• [AIM OF THE EXERCISE]: Copy each line below that contains "this".

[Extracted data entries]
━━━━
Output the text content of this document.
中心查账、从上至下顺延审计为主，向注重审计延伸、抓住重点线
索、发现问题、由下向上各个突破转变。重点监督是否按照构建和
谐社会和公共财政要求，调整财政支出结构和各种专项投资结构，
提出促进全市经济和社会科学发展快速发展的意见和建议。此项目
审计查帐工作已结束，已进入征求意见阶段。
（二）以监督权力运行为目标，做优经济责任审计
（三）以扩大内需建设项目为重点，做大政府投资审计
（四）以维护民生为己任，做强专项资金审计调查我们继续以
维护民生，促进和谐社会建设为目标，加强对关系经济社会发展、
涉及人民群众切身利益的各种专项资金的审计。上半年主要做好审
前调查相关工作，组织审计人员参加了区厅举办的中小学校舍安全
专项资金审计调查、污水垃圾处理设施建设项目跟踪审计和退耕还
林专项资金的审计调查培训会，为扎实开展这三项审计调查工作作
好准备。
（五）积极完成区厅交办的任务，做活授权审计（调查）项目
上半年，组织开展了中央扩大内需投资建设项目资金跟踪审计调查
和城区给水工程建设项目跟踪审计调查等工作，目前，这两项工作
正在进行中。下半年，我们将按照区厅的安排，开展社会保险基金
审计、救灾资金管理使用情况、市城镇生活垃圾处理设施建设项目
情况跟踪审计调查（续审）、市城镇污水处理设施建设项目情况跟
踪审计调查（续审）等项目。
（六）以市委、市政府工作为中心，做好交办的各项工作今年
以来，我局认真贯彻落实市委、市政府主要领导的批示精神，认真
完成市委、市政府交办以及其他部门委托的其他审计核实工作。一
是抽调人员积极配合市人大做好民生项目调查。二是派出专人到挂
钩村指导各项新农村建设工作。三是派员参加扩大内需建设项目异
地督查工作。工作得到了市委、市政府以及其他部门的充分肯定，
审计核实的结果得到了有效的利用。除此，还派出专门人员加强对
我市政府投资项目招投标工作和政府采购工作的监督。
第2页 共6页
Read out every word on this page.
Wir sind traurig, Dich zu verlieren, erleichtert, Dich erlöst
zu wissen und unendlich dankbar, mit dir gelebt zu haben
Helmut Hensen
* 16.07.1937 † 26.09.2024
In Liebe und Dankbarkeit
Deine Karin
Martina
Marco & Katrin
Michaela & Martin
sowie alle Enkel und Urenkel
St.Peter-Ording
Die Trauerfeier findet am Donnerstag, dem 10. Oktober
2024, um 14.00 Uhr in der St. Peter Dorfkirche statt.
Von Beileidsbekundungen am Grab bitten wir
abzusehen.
━━━━
• [WRITTEN SOLUTION]:
Output the text content of this document.
Read out every word on this page.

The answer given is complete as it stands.